→ DESCRIPTION OF THE TASK
Output all records precisely as written.

→ ENTRIES

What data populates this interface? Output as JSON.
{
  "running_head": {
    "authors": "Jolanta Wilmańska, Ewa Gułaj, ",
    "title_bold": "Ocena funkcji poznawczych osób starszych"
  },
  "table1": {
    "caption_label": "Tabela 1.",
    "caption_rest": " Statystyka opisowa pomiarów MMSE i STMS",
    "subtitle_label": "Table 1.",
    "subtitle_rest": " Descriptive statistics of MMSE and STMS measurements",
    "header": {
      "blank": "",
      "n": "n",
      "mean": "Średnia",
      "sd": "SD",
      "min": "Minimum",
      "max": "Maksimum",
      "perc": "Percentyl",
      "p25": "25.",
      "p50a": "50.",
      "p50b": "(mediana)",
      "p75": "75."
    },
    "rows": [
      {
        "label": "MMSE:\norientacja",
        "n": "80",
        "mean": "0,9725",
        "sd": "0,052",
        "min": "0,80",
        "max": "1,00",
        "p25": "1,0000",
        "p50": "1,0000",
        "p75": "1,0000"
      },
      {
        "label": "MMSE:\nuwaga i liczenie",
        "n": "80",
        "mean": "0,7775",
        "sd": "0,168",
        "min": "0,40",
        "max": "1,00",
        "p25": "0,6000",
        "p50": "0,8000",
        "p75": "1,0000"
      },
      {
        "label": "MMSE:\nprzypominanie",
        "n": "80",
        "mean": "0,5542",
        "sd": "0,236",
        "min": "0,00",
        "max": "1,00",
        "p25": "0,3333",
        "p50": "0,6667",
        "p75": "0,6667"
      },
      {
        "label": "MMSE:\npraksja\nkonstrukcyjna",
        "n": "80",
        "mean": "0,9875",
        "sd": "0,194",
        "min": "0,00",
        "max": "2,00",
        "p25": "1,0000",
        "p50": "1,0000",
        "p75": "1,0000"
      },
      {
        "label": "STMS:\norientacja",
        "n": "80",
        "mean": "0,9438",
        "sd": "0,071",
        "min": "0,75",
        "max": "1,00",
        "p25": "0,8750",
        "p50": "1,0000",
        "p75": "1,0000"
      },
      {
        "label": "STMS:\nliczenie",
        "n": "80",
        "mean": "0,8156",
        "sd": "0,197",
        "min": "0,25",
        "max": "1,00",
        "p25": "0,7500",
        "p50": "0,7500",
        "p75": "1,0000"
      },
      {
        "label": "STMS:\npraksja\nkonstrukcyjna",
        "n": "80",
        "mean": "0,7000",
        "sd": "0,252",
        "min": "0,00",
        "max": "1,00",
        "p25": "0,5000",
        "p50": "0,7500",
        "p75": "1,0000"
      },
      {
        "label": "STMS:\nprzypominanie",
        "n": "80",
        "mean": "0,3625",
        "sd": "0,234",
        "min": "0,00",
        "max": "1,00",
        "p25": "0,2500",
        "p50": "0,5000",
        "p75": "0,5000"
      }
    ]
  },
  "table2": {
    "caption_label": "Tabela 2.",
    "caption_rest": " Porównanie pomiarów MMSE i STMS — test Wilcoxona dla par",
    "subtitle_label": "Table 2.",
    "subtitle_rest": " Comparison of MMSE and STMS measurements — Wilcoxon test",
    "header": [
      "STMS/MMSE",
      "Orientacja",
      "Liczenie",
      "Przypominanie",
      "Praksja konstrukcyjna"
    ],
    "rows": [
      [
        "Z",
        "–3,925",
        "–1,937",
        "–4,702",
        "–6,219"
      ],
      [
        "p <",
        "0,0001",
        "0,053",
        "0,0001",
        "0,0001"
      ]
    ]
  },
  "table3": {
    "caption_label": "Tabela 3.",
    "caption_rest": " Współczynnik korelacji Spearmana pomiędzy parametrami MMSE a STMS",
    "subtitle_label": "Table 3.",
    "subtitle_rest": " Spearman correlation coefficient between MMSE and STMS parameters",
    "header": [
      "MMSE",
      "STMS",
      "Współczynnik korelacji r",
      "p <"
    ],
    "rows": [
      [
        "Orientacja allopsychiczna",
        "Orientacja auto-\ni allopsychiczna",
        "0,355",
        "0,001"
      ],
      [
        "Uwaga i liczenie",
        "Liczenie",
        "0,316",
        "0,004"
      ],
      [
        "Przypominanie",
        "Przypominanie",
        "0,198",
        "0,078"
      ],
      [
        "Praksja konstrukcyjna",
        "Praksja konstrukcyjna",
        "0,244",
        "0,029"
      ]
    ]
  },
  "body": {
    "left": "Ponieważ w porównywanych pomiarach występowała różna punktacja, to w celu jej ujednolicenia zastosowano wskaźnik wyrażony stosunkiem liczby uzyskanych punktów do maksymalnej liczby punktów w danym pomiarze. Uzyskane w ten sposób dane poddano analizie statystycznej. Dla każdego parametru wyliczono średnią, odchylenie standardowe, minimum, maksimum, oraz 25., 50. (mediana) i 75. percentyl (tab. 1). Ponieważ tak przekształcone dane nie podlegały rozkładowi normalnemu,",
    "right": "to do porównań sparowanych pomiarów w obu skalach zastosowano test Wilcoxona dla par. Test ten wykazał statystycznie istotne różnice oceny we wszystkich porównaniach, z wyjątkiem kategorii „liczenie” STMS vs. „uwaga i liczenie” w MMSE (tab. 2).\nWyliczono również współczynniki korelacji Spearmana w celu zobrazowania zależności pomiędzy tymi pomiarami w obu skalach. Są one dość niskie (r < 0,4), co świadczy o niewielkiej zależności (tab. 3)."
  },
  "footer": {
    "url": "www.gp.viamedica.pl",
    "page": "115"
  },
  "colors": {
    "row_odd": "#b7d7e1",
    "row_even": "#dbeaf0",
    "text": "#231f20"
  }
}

→ THE ANSWER
What data populates this interface? Output as JSON.
{
  "running_head": {
    "authors": "Jolanta Wilmańska, Ewa Gułaj, ",
    "title_bold": "Ocena funkcji poznawczych osób starszych"
  },
  "table1": {
    "caption_label": "Tabela 1.",
    "caption_rest": " Statystyka opisowa pomiarów MMSE i STMS",
    "subtitle_label": "Table 1.",
    "subtitle_rest": " Descriptive statistics of MMSE and STMS measurements",
    "header": {
      "blank": "",
      "n": "n",
      "mean": "Średnia",
      "sd": "SD",
      "min": "Minimum",
      "max": "Maksimum",
      "perc": "Percentyl",
      "p25": "25.",
      "p50a": "50.",
      "p50b": "(mediana)",
      "p75": "75."
    },
    "rows": [
      {
        "label": "MMSE:\norientacja",
        "n": "80",
        "mean": "0,9725",
        "sd": "0,052",
        "min": "0,80",
        "max": "1,00",
        "p25": "1,0000",
        "p50": "1,0000",
        "p75": "1,0000"
      },
      {
        "label": "MMSE:\nuwaga i liczenie",
        "n": "80",
        "mean": "0,7775",
        "sd": "0,168",
        "min": "0,40",
        "max": "1,00",
        "p25": "0,6000",
        "p50": "0,8000",
        "p75": "1,0000"
      },
      {
        "label": "MMSE:\nprzypominanie",
        "n": "80",
        "mean": "0,5542",
        "sd": "0,236",
        "min": "0,00",
        "max": "1,00",
        "p25": "0,3333",
        "p50": "0,6667",
        "p75": "0,6667"
      },
      {
        "label": "MMSE:\npraksja\nkonstrukcyjna",
        "n": "80",
        "mean": "0,9875",
        "sd": "0,194",
        "min": "0,00",
        "max": "2,00",
        "p25": "1,0000",
        "p50": "1,0000",
        "p75": "1,0000"
      },
      {
        "label": "STMS:\norientacja",
        "n": "80",
        "mean": "0,9438",
        "sd": "0,071",
        "min": "0,75",
        "max": "1,00",
        "p25": "0,8750",
        "p50": "1,0000",
        "p75": "1,0000"
      },
      {
        "label": "STMS:\nliczenie",
        "n": "80",
        "mean": "0,8156",
        "sd": "0,197",
        "min": "0,25",
        "max": "1,00",
        "p25": "0,7500",
        "p50": "0,7500",
        "p75": "1,0000"
      },
      {
        "label": "STMS:\npraksja\nkonstrukcyjna",
        "n": "80",
        "mean": "0,7000",
        "sd": "0,252",
        "min": "0,00",
        "max": "1,00",
        "p25": "0,5000",
        "p50": "0,7500",
        "p75": "1,0000"
      },
      {
        "label": "STMS:\nprzypominanie",
        "n": "80",
        "mean": "0,3625",
        "sd": "0,234",
        "min": "0,00",
        "max": "1,00",
        "p25": "0,2500",
        "p50": "0,5000",
        "p75": "0,5000"
      }
    ]
  },
  "table2": {
    "caption_label": "Tabela 2.",
    "caption_rest": " Porównanie pomiarów MMSE i STMS — test Wilcoxona dla par",
    "subtitle_label": "Table 2.",
    "subtitle_rest": " Comparison of MMSE and STMS measurements — Wilcoxon test",
    "header": [
      "STMS/MMSE",
      "Orientacja",
      "Liczenie",
      "Przypominanie",
      "Praksja konstrukcyjna"
    ],
    "rows": [
      [
        "Z",
        "–3,925",
        "–1,937",
        "–4,702",
        "–6,219"
      ],
      [
        "p <",
        "0,0001",
        "0,053",
        "0,0001",
        "0,0001"
      ]
    ]
  },
  "table3": {
    "caption_label": "Tabela 3.",
    "caption_rest": " Współczynnik korelacji Spearmana pomiędzy parametrami MMSE a STMS",
    "subtitle_label": "Table 3.",
    "subtitle_rest": " Spearman correlation coefficient between MMSE and STMS parameters",
    "header": [
      "MMSE",
      "STMS",
      "Współczynnik korelacji r",
      "p <"
    ],
    "rows": [
      [
        "Orientacja allopsychiczna",
        "Orientacja auto-\ni allopsychiczna",
        "0,355",
        "0,001"
      ],
      [
        "Uwaga i liczenie",
        "Liczenie",
        "0,316",
        "0,004"
      ],
      [
        "Przypominanie",
        "Przypominanie",
        "0,198",
        "0,078"
      ],
      [
        "Praksja konstrukcyjna",
        "Praksja konstrukcyjna",
        "0,244",
        "0,029"
      ]
    ]
  },
  "body": {
    "left": "Ponieważ w porównywanych pomiarach występowała różna punktacja, to w celu jej ujednolicenia zastosowano wskaźnik wyrażony stosunkiem liczby uzyskanych punktów do maksymalnej liczby punktów w danym pomiarze. Uzyskane w ten sposób dane poddano analizie statystycznej. Dla każdego parametru wyliczono średnią, odchylenie standardowe, minimum, maksimum, oraz 25., 50. (mediana) i 75. percentyl (tab. 1). Ponieważ tak przekształcone dane nie podlegały rozkładowi normalnemu,",
    "right": "to do porównań sparowanych pomiarów w obu skalach zastosowano test Wilcoxona dla par. Test ten wykazał statystycznie istotne różnice oceny we wszystkich porównaniach, z wyjątkiem kategorii „liczenie” STMS vs. „uwaga i liczenie” w MMSE (tab. 2).\nWyliczono również współczynniki korelacji Spearmana w celu zobrazowania zależności pomiędzy tymi pomiarami w obu skalach. Są one dość niskie (r < 0,4), co świadczy o niewielkiej zależności (tab. 3)."
  },
  "footer": {
    "url": "www.gp.viamedica.pl",
    "page": "115"
  },
  "colors": {
    "row_odd": "#b7d7e1",
    "row_even": "#dbeaf0",
    "text": "#231f20"
  }
}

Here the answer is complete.